CHALLENGE. Bring together all lines of the material below that contain the string "argc의".

MATERIAL FOR THIS TASK.
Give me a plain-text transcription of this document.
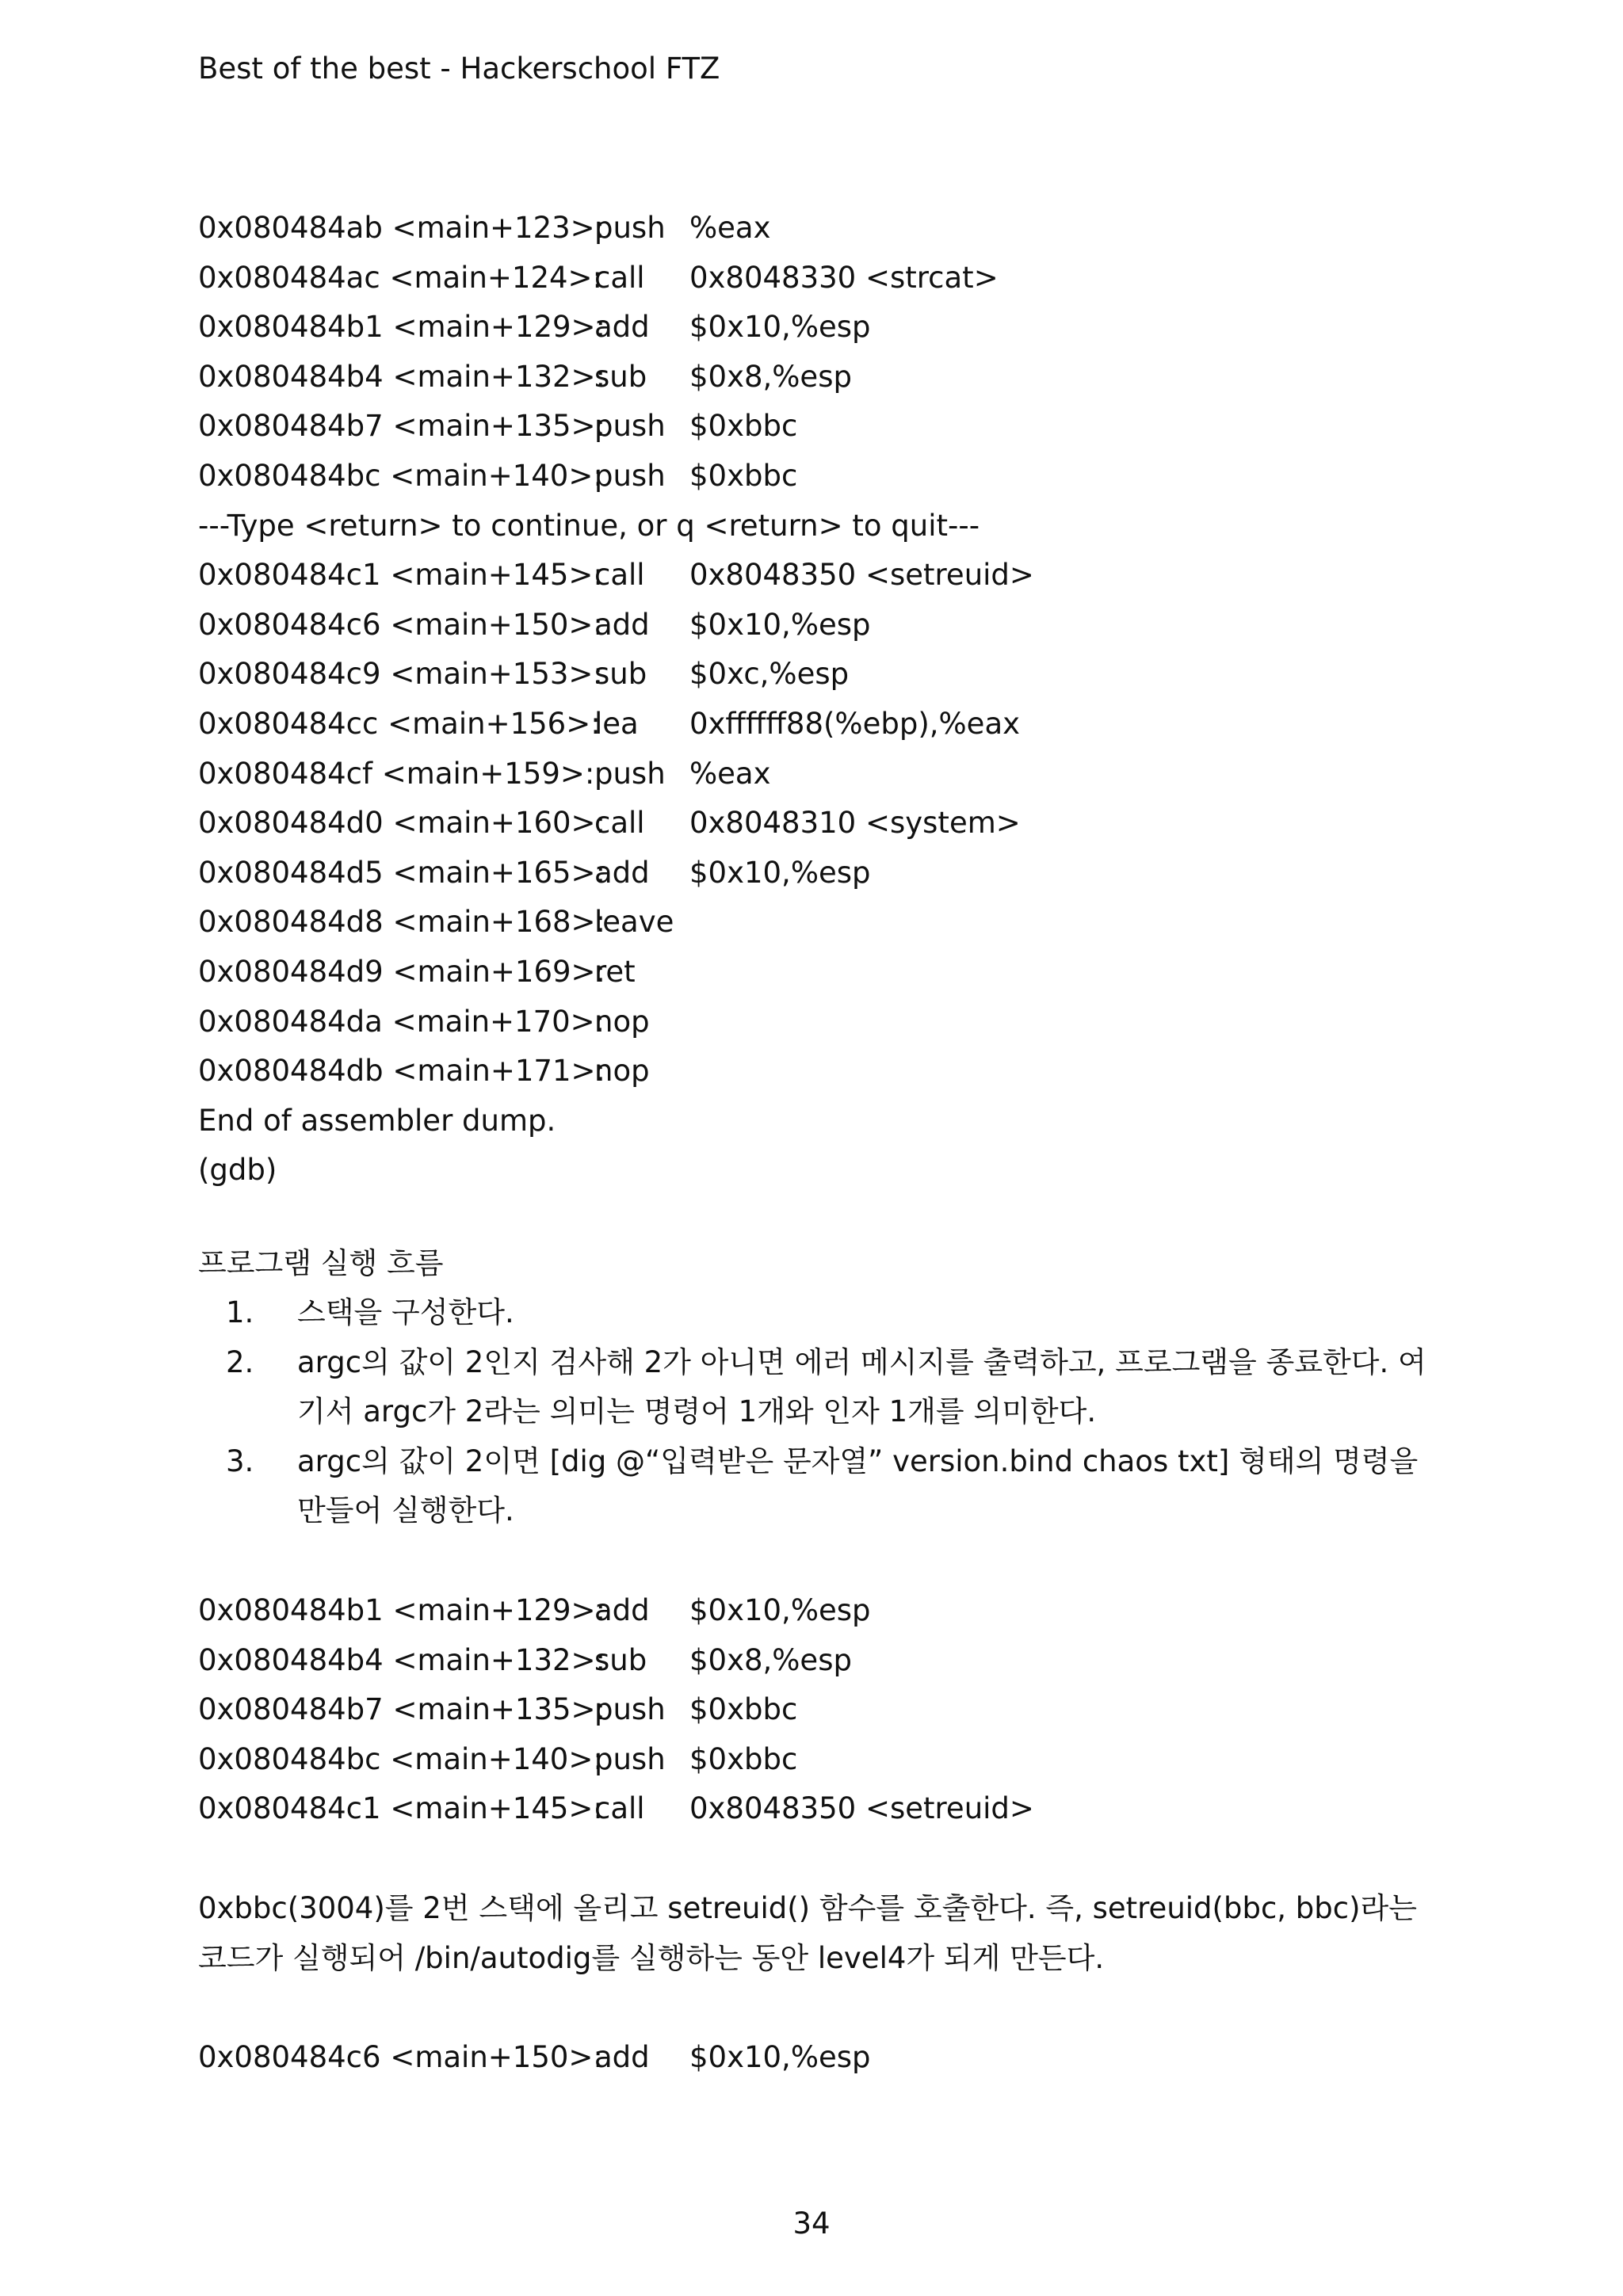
Best of the best - Hackerschool FTZ
0x080484ab <main+123>:
push %eax
0x080484ac <main+124>:
call 0x8048330 <strcat>
0x080484b1 <main+129>:
add $0x10,%esp
0x080484b4 <main+132>:
sub $0x8,%esp
0x080484b7 <main+135>:
push $0xbbc
0x080484bc <main+140>:
push $0xbbc
---Type <return> to continue, or q <return> to quit---
0x080484c1 <main+145>:
call 0x8048350 <setreuid>
0x080484c6 <main+150>:
add $0x10,%esp
0x080484c9 <main+153>:
sub $0xc,%esp
0x080484cc <main+156>:
lea 0xffffff88(%ebp),%eax
0x080484cf <main+159>: push %eax
0x080484d0 <main+160>:
call 0x8048310 <system>
0x080484d5 <main+165>:
add $0x10,%esp
0x080484d8 <main+168>:
leave
0x080484d9 <main+169>:
ret
0x080484da <main+170>:
nop
0x080484db <main+171>:
nop
End of assembler dump.
(gdb)
프로그램 실행 흐름
1. 스택을 구성한다.
2. argc의 값이 2인지 검사해 2가 아니면 에러 메시지를 출력하고, 프로그램을 종료한다. 여기서 argc가 2라는 의미는 명령어 1개와 인자 1개를 의미한다.
3. argc의 값이 2이면 [dig @“입력받은 문자열” version.bind chaos txt] 형태의 명령을 만들어 실행한다.
0x080484b1 <main+129>:
add $0x10,%esp
0x080484b4 <main+132>:
sub $0x8,%esp
0x080484b7 <main+135>:
push $0xbbc
0x080484bc <main+140>:
push $0xbbc
0x080484c1 <main+145>:
call 0x8048350 <setreuid>
0xbbc(3004)를 2번 스택에 올리고 setreuid() 함수를 호출한다. 즉, setreuid(bbc, bbc)라는 코드가 실행되어 /bin/autodig를 실행하는 동안 level4가 되게 만든다.
0x080484c6 <main+150>:
add $0x10,%esp
34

SOLUTION TO THIS TASK.
2. argc의 값이 2인지 검사해 2가 아니면 에러 메시지를 출력하고, 프로그램을 종료한다. 여기서 argc가 2라는 의미는 명령어 1개와 인자 1개를 의미한다.
3. argc의 값이 2이면 [dig @“입력받은 문자열” version.bind chaos txt] 형태의 명령을 만들어 실행한다.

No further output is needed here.